● Task
Repeat the whole listing exactly as written.
- - - - - - -
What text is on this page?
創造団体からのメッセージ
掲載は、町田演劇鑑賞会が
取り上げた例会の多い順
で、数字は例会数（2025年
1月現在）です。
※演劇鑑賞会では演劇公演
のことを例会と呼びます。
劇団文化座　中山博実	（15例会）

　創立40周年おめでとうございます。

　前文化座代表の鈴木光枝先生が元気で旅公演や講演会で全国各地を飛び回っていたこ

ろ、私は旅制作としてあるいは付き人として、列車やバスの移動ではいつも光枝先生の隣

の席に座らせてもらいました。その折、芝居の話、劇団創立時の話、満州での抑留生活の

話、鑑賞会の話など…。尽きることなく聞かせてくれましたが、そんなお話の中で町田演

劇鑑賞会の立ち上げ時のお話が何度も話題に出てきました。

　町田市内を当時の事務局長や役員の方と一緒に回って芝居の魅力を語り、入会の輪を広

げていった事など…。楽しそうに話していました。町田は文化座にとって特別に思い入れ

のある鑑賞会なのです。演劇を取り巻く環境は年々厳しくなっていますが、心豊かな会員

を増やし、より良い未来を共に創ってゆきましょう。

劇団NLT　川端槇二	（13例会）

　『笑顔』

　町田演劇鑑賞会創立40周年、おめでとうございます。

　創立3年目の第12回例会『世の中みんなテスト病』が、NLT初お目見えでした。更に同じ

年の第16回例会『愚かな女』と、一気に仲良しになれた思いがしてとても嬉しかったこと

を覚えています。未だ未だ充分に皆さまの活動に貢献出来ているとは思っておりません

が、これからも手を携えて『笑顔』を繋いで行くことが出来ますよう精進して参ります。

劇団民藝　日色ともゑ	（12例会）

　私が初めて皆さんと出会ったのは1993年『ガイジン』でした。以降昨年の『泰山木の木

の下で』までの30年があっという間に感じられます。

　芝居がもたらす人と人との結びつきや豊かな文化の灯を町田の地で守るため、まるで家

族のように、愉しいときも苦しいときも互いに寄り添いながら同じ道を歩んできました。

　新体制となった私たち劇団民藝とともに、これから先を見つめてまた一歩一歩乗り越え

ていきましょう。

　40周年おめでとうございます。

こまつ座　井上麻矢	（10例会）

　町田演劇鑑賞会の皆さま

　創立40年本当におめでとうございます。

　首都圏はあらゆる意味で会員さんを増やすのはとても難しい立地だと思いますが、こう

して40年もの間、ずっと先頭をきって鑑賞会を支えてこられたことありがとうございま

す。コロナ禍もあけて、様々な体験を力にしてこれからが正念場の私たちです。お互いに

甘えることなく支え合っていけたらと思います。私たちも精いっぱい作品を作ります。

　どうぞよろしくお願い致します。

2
- - - - - - -
● Complete response
What text is on this page?
創造団体からのメッセージ
掲載は、町田演劇鑑賞会が
取り上げた例会の多い順
で、数字は例会数（2025年
1月現在）です。
※演劇鑑賞会では演劇公演
のことを例会と呼びます。
劇団文化座　中山博実	（15例会）

　創立40周年おめでとうございます。

　前文化座代表の鈴木光枝先生が元気で旅公演や講演会で全国各地を飛び回っていたこ

ろ、私は旅制作としてあるいは付き人として、列車やバスの移動ではいつも光枝先生の隣

の席に座らせてもらいました。その折、芝居の話、劇団創立時の話、満州での抑留生活の

話、鑑賞会の話など…。尽きることなく聞かせてくれましたが、そんなお話の中で町田演

劇鑑賞会の立ち上げ時のお話が何度も話題に出てきました。

　町田市内を当時の事務局長や役員の方と一緒に回って芝居の魅力を語り、入会の輪を広

げていった事など…。楽しそうに話していました。町田は文化座にとって特別に思い入れ

のある鑑賞会なのです。演劇を取り巻く環境は年々厳しくなっていますが、心豊かな会員

を増やし、より良い未来を共に創ってゆきましょう。

劇団NLT　川端槇二	（13例会）

　『笑顔』

　町田演劇鑑賞会創立40周年、おめでとうございます。

　創立3年目の第12回例会『世の中みんなテスト病』が、NLT初お目見えでした。更に同じ

年の第16回例会『愚かな女』と、一気に仲良しになれた思いがしてとても嬉しかったこと

を覚えています。未だ未だ充分に皆さまの活動に貢献出来ているとは思っておりません

が、これからも手を携えて『笑顔』を繋いで行くことが出来ますよう精進して参ります。

劇団民藝　日色ともゑ	（12例会）

　私が初めて皆さんと出会ったのは1993年『ガイジン』でした。以降昨年の『泰山木の木

の下で』までの30年があっという間に感じられます。

　芝居がもたらす人と人との結びつきや豊かな文化の灯を町田の地で守るため、まるで家

族のように、愉しいときも苦しいときも互いに寄り添いながら同じ道を歩んできました。

　新体制となった私たち劇団民藝とともに、これから先を見つめてまた一歩一歩乗り越え

ていきましょう。

　40周年おめでとうございます。

こまつ座　井上麻矢	（10例会）

　町田演劇鑑賞会の皆さま

　創立40年本当におめでとうございます。

　首都圏はあらゆる意味で会員さんを増やすのはとても難しい立地だと思いますが、こう

して40年もの間、ずっと先頭をきって鑑賞会を支えてこられたことありがとうございま

す。コロナ禍もあけて、様々な体験を力にしてこれからが正念場の私たちです。お互いに

甘えることなく支え合っていけたらと思います。私たちも精いっぱい作品を作ります。

　どうぞよろしくお願い致します。

2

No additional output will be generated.